What you will do —
Would you pull out every line of the material that contains the string "übrigens"?

Begin Data lines

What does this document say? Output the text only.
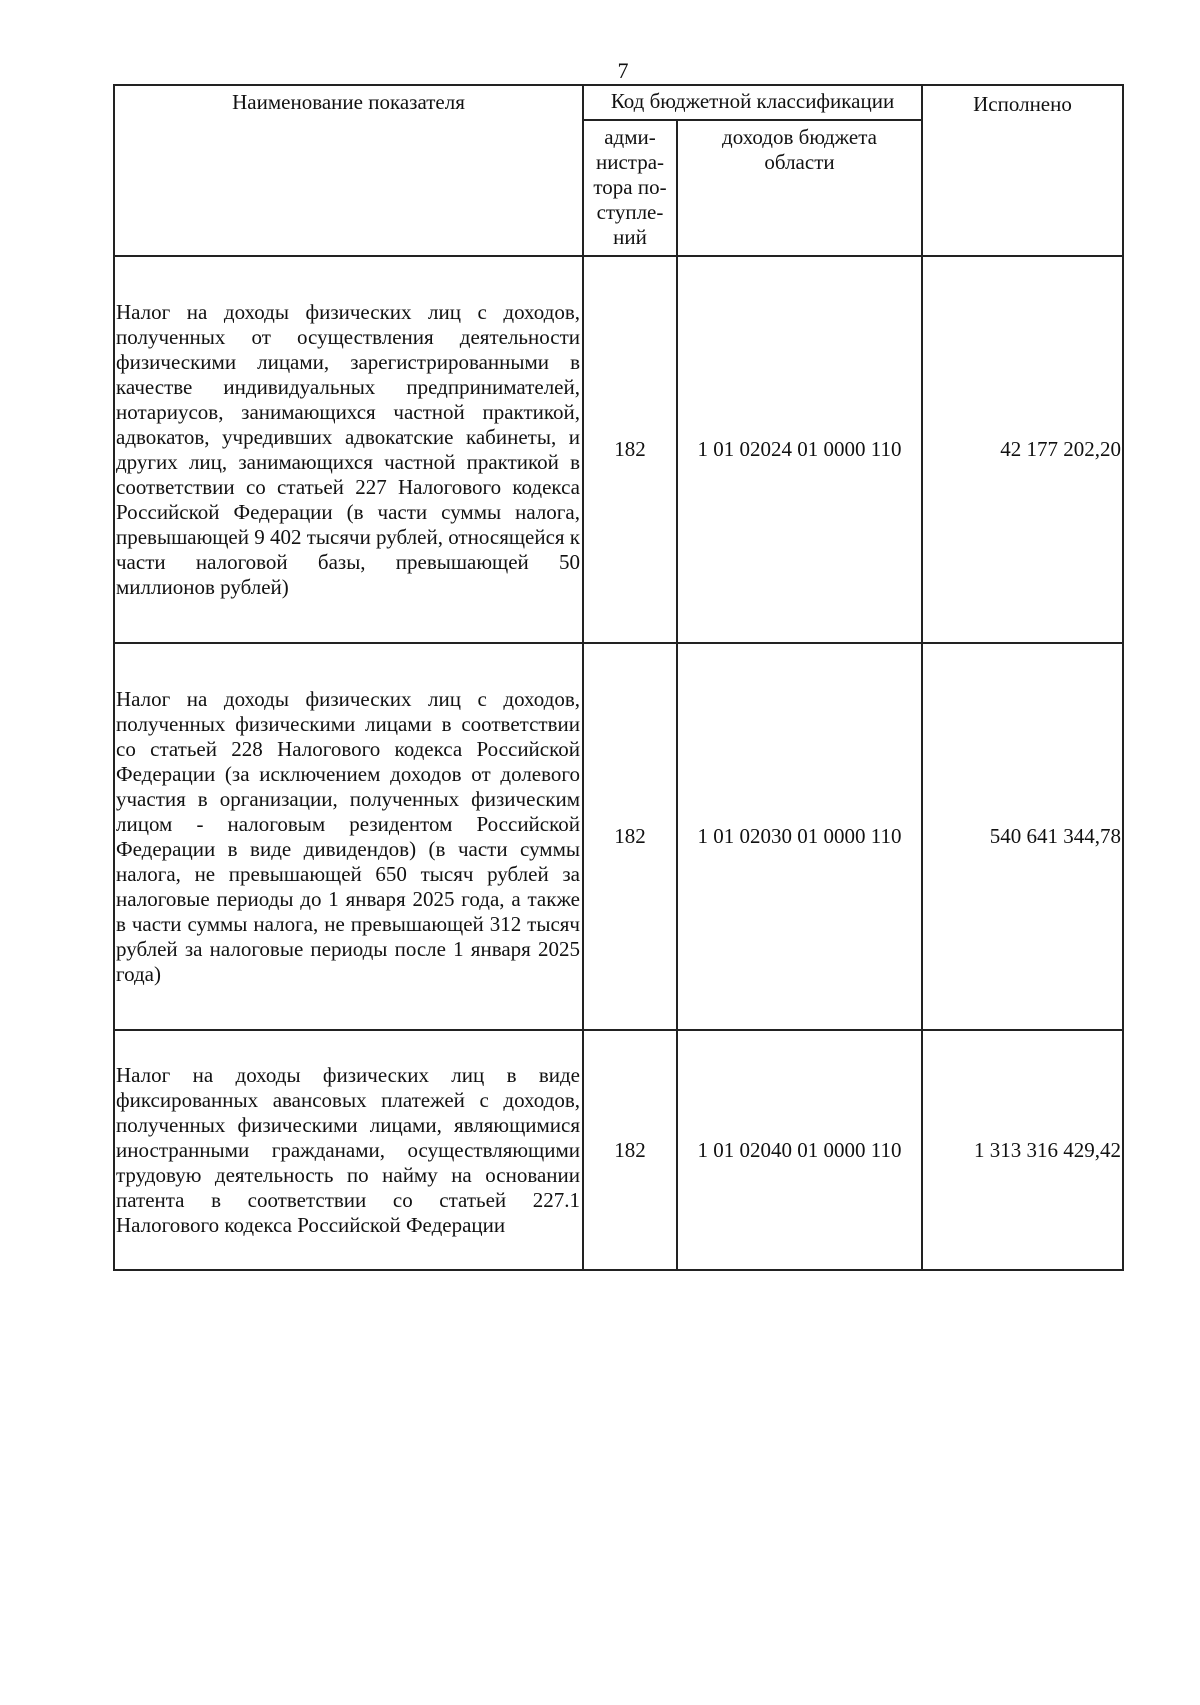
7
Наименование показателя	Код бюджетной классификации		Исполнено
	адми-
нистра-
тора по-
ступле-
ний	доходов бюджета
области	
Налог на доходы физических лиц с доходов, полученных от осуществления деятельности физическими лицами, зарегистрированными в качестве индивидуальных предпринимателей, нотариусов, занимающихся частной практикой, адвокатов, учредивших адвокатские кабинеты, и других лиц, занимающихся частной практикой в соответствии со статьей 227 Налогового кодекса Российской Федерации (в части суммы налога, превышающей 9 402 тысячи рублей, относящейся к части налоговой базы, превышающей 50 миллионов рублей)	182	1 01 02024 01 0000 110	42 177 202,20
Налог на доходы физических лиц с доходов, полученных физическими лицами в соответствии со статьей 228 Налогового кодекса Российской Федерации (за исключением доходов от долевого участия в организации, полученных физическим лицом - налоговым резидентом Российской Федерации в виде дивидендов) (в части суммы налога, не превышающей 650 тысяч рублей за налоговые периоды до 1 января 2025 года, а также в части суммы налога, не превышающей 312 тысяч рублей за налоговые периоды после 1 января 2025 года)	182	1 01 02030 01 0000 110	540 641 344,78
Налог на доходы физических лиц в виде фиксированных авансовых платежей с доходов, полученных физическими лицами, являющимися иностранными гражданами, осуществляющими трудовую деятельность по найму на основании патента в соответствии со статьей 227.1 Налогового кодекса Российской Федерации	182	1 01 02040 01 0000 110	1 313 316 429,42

End Data lines
Begin Data lines

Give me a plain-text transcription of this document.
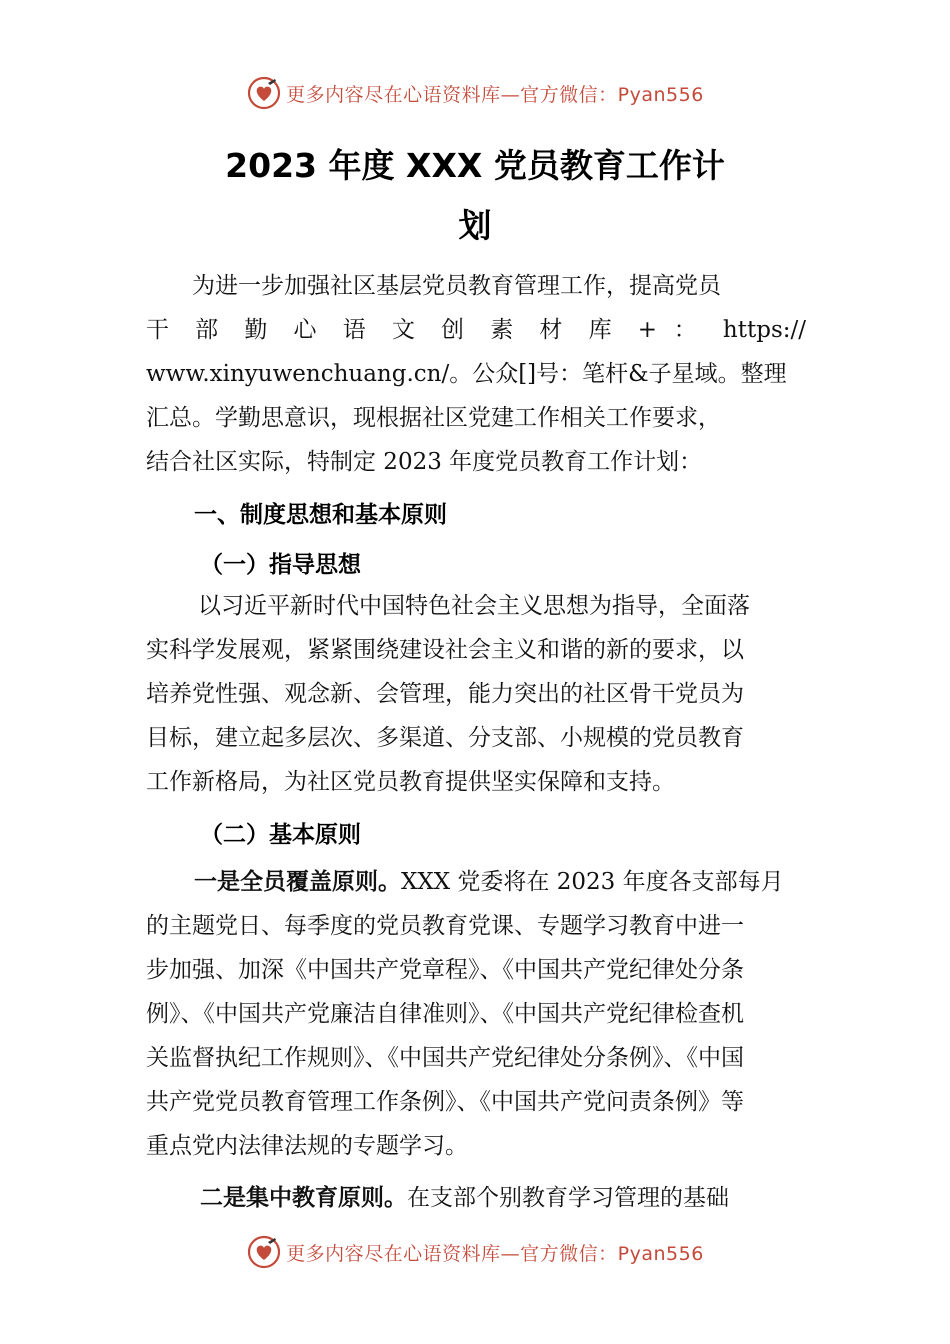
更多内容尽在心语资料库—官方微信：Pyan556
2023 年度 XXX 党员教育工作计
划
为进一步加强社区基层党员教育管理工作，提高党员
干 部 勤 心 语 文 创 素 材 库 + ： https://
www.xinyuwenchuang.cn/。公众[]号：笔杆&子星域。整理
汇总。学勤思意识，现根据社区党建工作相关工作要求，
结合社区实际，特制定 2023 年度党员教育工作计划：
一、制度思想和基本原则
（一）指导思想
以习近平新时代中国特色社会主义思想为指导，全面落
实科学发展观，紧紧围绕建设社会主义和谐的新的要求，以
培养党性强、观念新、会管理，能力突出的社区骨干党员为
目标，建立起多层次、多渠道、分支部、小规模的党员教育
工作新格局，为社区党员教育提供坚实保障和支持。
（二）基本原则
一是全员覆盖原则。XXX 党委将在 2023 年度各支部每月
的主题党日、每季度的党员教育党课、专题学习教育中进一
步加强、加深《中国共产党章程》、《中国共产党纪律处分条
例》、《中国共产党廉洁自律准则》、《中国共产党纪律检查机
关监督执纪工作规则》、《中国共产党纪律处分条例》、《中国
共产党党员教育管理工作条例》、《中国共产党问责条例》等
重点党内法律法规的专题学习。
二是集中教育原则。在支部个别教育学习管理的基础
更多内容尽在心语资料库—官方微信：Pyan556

End Data lines
Begin Data lines

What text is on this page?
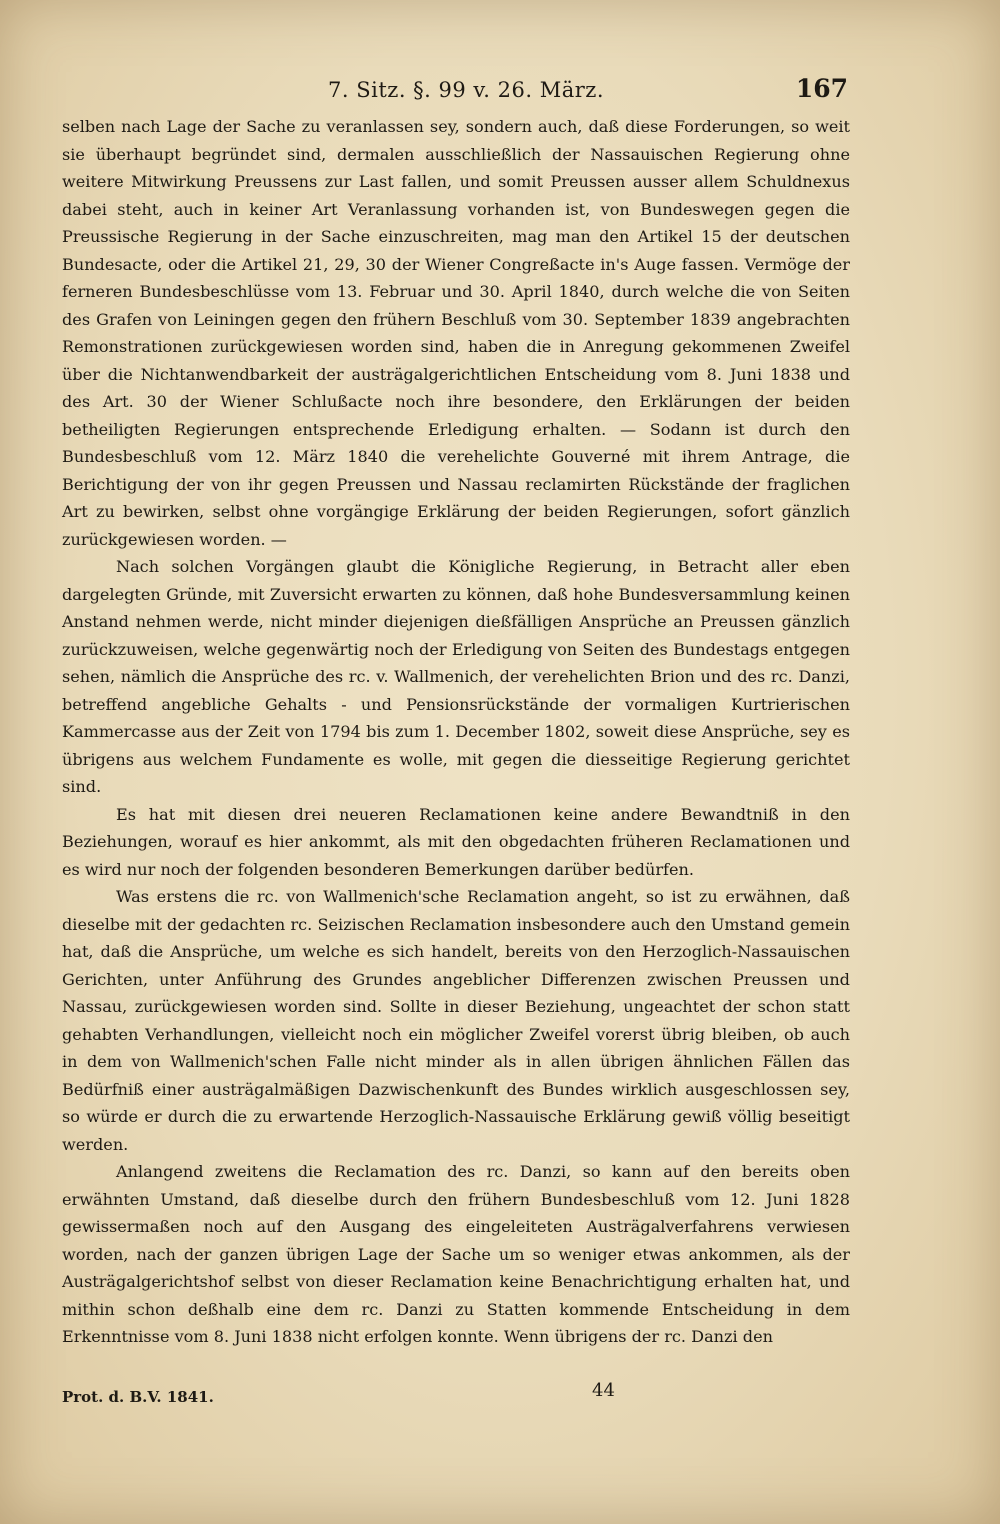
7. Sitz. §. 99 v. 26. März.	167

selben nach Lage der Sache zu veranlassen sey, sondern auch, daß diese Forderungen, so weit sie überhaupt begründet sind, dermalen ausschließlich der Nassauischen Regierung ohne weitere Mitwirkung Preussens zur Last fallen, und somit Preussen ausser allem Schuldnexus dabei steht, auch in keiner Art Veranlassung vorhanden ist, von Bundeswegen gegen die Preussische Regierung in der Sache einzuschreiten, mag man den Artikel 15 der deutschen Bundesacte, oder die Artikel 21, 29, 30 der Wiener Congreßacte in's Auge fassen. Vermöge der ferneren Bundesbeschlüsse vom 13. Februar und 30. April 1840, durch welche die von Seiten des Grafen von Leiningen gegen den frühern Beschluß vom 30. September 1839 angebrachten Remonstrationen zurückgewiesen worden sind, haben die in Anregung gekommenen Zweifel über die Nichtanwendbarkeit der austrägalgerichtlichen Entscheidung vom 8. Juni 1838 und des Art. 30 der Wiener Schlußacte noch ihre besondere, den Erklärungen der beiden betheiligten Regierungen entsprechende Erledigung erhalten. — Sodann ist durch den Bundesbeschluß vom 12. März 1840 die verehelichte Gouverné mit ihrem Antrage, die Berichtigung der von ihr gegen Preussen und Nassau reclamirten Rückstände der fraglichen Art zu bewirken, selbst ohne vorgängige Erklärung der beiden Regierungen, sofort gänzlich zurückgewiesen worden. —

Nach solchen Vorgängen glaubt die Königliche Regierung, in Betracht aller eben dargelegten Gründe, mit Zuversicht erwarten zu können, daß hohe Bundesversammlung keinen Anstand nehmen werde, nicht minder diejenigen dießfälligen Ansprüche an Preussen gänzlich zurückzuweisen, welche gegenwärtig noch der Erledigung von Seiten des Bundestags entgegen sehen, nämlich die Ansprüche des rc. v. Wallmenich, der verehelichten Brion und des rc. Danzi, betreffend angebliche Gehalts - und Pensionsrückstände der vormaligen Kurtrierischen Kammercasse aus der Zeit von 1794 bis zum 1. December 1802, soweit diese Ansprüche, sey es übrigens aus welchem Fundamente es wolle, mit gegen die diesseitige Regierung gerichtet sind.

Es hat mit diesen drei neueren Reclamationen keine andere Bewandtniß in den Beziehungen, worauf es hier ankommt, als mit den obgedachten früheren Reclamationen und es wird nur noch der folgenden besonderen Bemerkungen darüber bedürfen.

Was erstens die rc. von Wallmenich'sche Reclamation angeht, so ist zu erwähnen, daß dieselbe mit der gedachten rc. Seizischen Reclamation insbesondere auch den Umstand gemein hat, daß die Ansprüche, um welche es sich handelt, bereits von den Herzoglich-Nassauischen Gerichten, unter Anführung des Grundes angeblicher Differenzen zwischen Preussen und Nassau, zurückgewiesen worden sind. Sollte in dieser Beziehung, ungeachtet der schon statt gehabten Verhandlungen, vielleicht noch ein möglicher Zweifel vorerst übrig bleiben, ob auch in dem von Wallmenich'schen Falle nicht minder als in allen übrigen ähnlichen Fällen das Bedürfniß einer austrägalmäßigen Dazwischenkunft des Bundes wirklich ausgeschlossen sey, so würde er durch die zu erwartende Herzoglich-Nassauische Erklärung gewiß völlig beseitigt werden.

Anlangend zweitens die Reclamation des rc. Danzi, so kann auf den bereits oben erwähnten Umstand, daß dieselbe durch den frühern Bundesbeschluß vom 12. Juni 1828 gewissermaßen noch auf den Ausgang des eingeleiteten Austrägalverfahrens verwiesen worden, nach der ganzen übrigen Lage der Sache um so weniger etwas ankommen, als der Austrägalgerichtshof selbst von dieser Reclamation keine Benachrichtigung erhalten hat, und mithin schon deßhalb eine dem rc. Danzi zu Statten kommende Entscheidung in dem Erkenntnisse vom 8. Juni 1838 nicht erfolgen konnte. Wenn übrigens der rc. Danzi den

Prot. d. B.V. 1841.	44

End Data lines

Answer to this problem —
Nach solchen Vorgängen glaubt die Königliche Regierung, in Betracht aller eben dargelegten Gründe, mit Zuversicht erwarten zu können, daß hohe Bundesversammlung keinen Anstand nehmen werde, nicht minder diejenigen dießfälligen Ansprüche an Preussen gänzlich zurückzuweisen, welche gegenwärtig noch der Erledigung von Seiten des Bundestags entgegen sehen, nämlich die Ansprüche des rc. v. Wallmenich, der verehelichten Brion und des rc. Danzi, betreffend angebliche Gehalts - und Pensionsrückstände der vormaligen Kurtrierischen Kammercasse aus der Zeit von 1794 bis zum 1. December 1802, soweit diese Ansprüche, sey es übrigens aus welchem Fundamente es wolle, mit gegen die diesseitige Regierung gerichtet sind.
Anlangend zweitens die Reclamation des rc. Danzi, so kann auf den bereits oben erwähnten Umstand, daß dieselbe durch den frühern Bundesbeschluß vom 12. Juni 1828 gewissermaßen noch auf den Ausgang des eingeleiteten Austrägalverfahrens verwiesen worden, nach der ganzen übrigen Lage der Sache um so weniger etwas ankommen, als der Austrägalgerichtshof selbst von dieser Reclamation keine Benachrichtigung erhalten hat, und mithin schon deßhalb eine dem rc. Danzi zu Statten kommende Entscheidung in dem Erkenntnisse vom 8. Juni 1838 nicht erfolgen konnte. Wenn übrigens der rc. Danzi den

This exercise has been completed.